╭─ Recorded information

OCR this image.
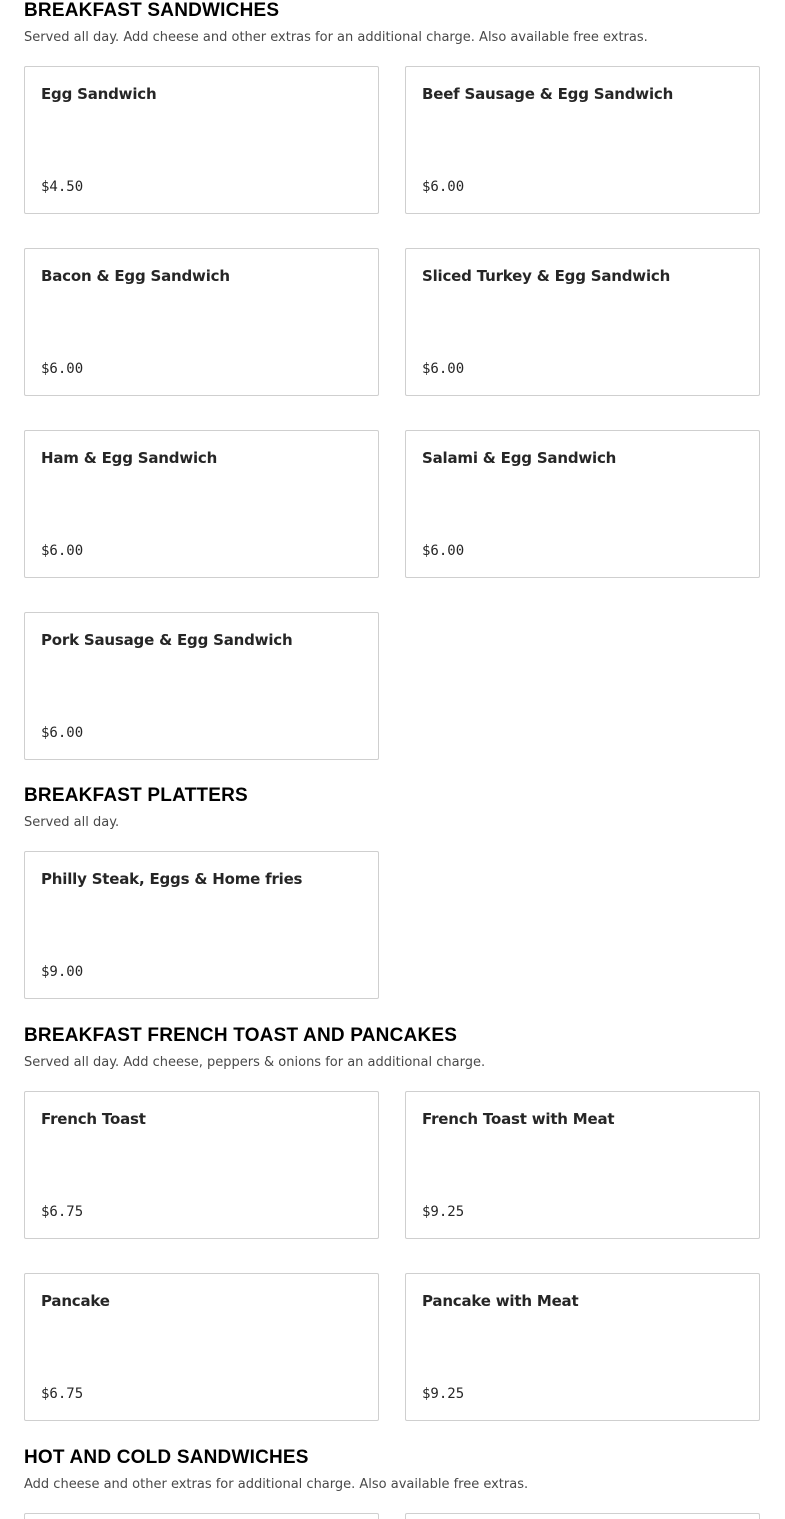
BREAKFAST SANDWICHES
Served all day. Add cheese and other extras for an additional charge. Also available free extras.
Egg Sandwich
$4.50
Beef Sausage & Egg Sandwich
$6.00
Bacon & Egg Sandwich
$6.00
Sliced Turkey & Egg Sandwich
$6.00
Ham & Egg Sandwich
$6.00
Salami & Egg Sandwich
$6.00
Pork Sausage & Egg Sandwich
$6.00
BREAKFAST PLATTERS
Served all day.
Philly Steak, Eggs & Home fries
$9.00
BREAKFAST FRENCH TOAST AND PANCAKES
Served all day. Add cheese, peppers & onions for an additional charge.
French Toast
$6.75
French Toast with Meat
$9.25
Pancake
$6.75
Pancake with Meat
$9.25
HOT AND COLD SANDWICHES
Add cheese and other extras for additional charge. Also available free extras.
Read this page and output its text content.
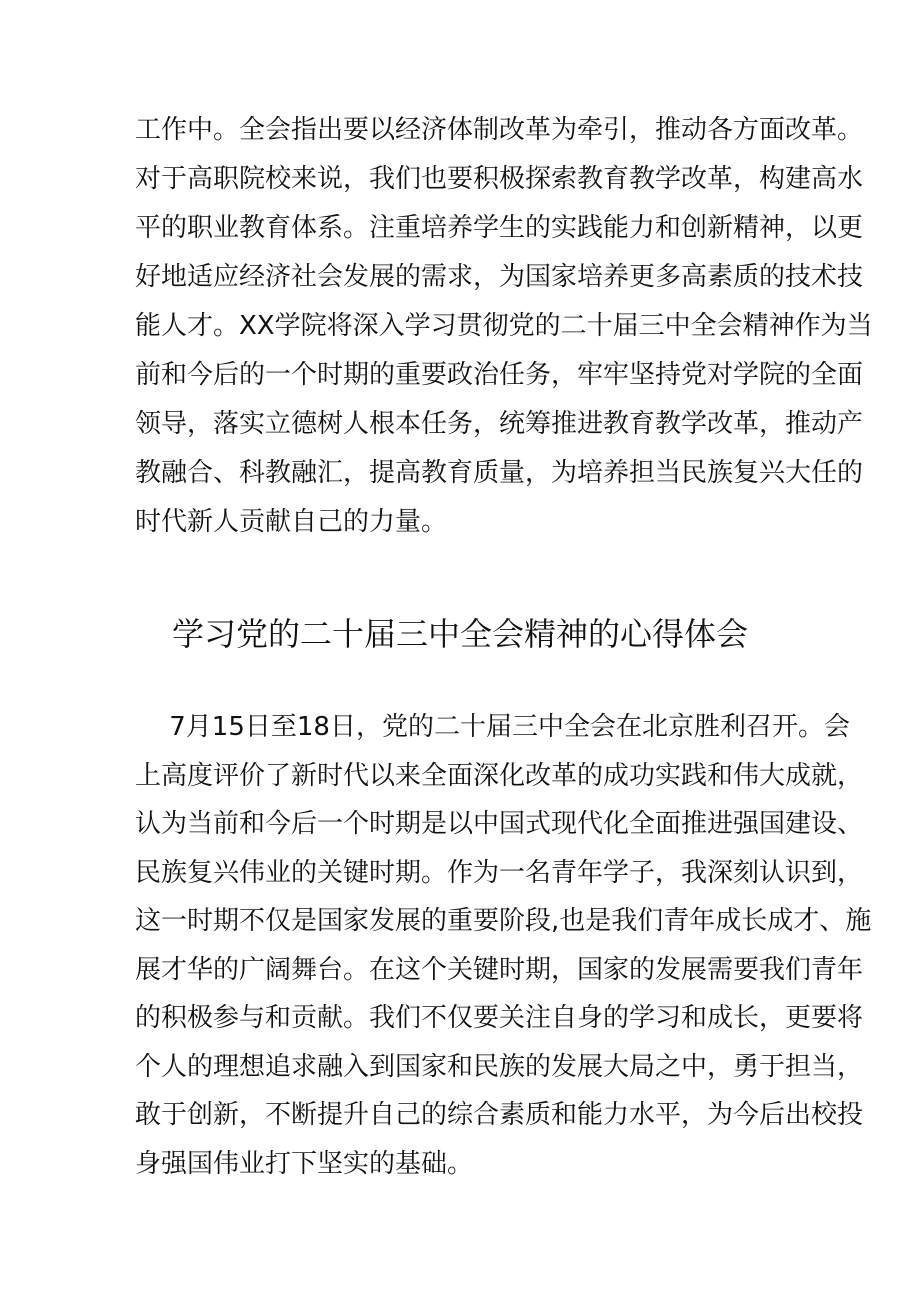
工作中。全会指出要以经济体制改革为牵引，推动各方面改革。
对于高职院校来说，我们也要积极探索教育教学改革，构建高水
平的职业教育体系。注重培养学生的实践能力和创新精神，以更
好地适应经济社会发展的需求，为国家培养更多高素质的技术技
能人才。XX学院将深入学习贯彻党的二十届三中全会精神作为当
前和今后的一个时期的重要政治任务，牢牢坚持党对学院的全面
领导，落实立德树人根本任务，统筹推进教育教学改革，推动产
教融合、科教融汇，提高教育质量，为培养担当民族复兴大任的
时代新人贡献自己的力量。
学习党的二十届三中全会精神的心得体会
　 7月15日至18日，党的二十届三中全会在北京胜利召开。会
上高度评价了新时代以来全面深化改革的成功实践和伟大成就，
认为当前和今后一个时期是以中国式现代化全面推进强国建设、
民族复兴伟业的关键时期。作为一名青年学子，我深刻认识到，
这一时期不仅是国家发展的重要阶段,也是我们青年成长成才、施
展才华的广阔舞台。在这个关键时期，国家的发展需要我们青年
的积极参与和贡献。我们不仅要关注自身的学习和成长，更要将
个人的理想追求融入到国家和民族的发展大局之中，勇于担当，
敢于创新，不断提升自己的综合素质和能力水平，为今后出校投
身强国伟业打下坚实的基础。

╰─

**Brief**
Nothing but the pictures may be dropped; output the records above exactly.

**Full answer**
OCR this image.
BREAKFAST SANDWICHES
Served all day. Add cheese and other extras for an additional charge. Also available free extras.
Egg Sandwich
$4.50
Beef Sausage & Egg Sandwich
$6.00
Bacon & Egg Sandwich
$6.00
Sliced Turkey & Egg Sandwich
$6.00
Ham & Egg Sandwich
$6.00
Salami & Egg Sandwich
$6.00
Pork Sausage & Egg Sandwich
$6.00
BREAKFAST PLATTERS
Served all day.
Philly Steak, Eggs & Home fries
$9.00
BREAKFAST FRENCH TOAST AND PANCAKES
Served all day. Add cheese, peppers & onions for an additional charge.
French Toast
$6.75
French Toast with Meat
$9.25
Pancake
$6.75
Pancake with Meat
$9.25
HOT AND COLD SANDWICHES
Add cheese and other extras for additional charge. Also available free extras.
Read this page and output its text content.
工作中。全会指出要以经济体制改革为牵引，推动各方面改革。
对于高职院校来说，我们也要积极探索教育教学改革，构建高水
平的职业教育体系。注重培养学生的实践能力和创新精神，以更
好地适应经济社会发展的需求，为国家培养更多高素质的技术技
能人才。XX学院将深入学习贯彻党的二十届三中全会精神作为当
前和今后的一个时期的重要政治任务，牢牢坚持党对学院的全面
领导，落实立德树人根本任务，统筹推进教育教学改革，推动产
教融合、科教融汇，提高教育质量，为培养担当民族复兴大任的
时代新人贡献自己的力量。
学习党的二十届三中全会精神的心得体会
　 7月15日至18日，党的二十届三中全会在北京胜利召开。会
上高度评价了新时代以来全面深化改革的成功实践和伟大成就，
认为当前和今后一个时期是以中国式现代化全面推进强国建设、
民族复兴伟业的关键时期。作为一名青年学子，我深刻认识到，
这一时期不仅是国家发展的重要阶段,也是我们青年成长成才、施
展才华的广阔舞台。在这个关键时期，国家的发展需要我们青年
的积极参与和贡献。我们不仅要关注自身的学习和成长，更要将
个人的理想追求融入到国家和民族的发展大局之中，勇于担当，
敢于创新，不断提升自己的综合素质和能力水平，为今后出校投
身强国伟业打下坚实的基础。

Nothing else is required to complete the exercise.